_OBJECTIVE_.
Keep only the lines of the data below that contain "澳元美元", and copy them.

** Start of DATA RECORDS **

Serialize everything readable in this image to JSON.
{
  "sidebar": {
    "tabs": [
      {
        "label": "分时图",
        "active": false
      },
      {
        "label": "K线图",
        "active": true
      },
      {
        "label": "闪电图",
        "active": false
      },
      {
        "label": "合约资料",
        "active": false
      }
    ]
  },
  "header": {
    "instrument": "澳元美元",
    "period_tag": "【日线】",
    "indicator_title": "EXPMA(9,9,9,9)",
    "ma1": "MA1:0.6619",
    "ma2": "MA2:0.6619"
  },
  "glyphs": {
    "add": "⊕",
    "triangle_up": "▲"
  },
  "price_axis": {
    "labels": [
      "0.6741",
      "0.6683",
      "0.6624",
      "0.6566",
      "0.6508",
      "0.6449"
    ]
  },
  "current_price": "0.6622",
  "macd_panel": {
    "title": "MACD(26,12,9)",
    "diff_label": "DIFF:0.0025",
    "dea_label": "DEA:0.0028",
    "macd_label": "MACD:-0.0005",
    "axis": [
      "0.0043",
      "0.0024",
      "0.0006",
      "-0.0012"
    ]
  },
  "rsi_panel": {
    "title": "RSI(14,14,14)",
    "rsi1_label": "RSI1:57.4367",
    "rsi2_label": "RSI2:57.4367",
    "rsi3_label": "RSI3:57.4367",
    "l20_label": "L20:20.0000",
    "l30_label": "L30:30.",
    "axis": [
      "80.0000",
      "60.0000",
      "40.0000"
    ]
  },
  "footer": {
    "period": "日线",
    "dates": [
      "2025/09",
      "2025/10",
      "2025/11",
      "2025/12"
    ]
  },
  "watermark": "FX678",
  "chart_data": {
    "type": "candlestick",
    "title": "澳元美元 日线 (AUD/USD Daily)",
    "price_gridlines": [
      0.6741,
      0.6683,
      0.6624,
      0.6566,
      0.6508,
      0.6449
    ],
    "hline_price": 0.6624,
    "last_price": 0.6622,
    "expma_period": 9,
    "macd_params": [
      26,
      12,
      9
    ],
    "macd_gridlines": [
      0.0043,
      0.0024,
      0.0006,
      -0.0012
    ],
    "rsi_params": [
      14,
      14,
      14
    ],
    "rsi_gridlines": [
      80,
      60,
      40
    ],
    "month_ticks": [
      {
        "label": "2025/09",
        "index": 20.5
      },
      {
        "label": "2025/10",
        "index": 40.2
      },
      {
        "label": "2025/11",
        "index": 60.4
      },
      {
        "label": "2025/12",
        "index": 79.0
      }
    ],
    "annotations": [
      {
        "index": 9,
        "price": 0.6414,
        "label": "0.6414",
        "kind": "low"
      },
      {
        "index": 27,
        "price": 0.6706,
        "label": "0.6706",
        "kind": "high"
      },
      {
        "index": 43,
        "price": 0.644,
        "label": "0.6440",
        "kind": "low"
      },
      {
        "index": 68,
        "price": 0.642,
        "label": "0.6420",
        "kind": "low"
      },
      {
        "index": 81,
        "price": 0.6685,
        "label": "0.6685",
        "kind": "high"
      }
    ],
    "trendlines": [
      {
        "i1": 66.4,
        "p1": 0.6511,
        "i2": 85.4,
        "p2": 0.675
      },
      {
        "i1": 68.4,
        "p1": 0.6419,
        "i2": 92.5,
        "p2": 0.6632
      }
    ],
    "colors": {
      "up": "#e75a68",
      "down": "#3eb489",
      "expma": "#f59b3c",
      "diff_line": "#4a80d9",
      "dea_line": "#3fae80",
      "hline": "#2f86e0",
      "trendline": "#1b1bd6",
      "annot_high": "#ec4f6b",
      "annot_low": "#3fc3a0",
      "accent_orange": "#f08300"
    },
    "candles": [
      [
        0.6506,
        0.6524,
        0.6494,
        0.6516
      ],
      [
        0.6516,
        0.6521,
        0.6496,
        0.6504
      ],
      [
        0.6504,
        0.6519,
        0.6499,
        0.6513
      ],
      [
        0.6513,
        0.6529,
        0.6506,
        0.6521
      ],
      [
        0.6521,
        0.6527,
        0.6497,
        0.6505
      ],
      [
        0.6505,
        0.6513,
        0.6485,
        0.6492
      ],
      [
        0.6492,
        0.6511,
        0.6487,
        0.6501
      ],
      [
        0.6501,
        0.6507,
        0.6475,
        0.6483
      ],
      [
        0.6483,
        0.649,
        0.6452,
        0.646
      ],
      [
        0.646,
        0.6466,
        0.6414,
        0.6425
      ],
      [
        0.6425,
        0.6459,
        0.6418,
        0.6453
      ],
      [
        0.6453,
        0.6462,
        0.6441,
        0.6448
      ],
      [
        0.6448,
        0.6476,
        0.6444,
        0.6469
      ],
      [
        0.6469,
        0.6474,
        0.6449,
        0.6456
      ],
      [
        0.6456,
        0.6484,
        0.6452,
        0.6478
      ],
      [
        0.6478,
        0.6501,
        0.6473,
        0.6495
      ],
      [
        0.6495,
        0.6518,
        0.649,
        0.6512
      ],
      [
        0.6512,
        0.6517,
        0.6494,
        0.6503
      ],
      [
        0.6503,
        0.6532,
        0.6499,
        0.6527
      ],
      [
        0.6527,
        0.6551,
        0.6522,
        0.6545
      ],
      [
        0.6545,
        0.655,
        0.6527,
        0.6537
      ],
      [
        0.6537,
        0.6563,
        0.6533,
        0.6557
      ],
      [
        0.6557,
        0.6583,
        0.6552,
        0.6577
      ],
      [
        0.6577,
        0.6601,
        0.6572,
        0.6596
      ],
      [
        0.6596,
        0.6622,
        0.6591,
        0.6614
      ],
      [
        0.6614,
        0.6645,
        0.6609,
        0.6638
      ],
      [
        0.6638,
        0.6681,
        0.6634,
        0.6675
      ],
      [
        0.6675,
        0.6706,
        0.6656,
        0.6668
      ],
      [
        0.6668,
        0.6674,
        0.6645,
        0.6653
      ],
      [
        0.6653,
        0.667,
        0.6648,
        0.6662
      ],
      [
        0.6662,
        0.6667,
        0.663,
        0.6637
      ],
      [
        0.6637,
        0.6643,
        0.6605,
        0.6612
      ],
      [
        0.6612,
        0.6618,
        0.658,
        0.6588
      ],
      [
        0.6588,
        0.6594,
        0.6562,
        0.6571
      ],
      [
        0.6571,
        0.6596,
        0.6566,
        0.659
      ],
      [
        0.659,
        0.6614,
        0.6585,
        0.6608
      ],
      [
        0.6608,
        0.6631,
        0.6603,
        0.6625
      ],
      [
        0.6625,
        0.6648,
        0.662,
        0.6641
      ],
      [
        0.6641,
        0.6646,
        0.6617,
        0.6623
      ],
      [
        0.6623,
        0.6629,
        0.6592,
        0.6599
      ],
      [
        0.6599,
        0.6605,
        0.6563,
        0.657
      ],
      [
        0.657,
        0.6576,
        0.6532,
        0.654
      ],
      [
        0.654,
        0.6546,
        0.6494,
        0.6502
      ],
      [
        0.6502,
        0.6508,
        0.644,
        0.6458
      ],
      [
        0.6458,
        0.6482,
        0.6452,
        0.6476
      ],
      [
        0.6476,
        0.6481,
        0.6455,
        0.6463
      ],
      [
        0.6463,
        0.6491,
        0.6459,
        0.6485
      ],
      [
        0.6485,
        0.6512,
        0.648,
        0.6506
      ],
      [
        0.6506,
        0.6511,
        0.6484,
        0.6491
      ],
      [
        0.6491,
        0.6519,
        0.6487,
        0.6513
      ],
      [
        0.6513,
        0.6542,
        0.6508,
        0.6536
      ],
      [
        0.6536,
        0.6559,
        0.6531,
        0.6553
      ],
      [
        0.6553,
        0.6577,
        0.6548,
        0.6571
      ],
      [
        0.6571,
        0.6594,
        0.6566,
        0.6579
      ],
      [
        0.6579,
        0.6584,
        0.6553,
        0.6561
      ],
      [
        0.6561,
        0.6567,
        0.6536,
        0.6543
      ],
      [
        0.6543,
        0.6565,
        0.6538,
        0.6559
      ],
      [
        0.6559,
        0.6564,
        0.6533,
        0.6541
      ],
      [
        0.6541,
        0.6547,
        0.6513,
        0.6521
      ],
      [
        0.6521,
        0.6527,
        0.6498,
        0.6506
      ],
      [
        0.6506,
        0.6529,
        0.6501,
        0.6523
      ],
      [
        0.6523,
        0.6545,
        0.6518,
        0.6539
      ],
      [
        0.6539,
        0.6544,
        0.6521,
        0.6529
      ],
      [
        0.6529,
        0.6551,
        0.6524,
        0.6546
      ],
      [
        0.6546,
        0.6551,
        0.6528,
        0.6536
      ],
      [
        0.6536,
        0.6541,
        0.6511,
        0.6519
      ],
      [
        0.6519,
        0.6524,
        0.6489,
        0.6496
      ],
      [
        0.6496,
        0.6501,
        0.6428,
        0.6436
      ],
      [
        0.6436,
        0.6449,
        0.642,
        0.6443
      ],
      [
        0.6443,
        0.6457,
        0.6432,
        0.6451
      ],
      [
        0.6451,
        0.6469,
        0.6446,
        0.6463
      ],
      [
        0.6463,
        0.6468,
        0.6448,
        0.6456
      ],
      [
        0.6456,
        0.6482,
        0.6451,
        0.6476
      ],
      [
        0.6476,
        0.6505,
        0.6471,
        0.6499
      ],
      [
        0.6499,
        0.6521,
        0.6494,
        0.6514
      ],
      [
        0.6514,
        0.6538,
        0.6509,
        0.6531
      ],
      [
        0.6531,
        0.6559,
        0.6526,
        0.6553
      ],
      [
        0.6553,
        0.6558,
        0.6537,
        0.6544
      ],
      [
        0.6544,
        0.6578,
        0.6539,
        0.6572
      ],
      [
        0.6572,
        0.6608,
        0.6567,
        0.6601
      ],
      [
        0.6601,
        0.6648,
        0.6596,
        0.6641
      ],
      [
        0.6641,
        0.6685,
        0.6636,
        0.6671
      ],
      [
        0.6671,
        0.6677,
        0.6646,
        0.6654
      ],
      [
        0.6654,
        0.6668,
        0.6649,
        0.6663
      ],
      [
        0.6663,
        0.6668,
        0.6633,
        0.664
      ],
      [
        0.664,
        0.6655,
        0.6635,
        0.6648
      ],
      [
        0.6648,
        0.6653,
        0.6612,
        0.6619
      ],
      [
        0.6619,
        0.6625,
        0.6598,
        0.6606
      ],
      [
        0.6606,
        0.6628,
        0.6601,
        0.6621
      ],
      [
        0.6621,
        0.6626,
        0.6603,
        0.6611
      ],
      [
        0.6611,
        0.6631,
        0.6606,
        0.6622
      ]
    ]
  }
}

** End of DATA RECORDS **

_REPLY_.
    "instrument": "澳元美元",
    "title": "澳元美元 日线 (AUD/USD Daily)",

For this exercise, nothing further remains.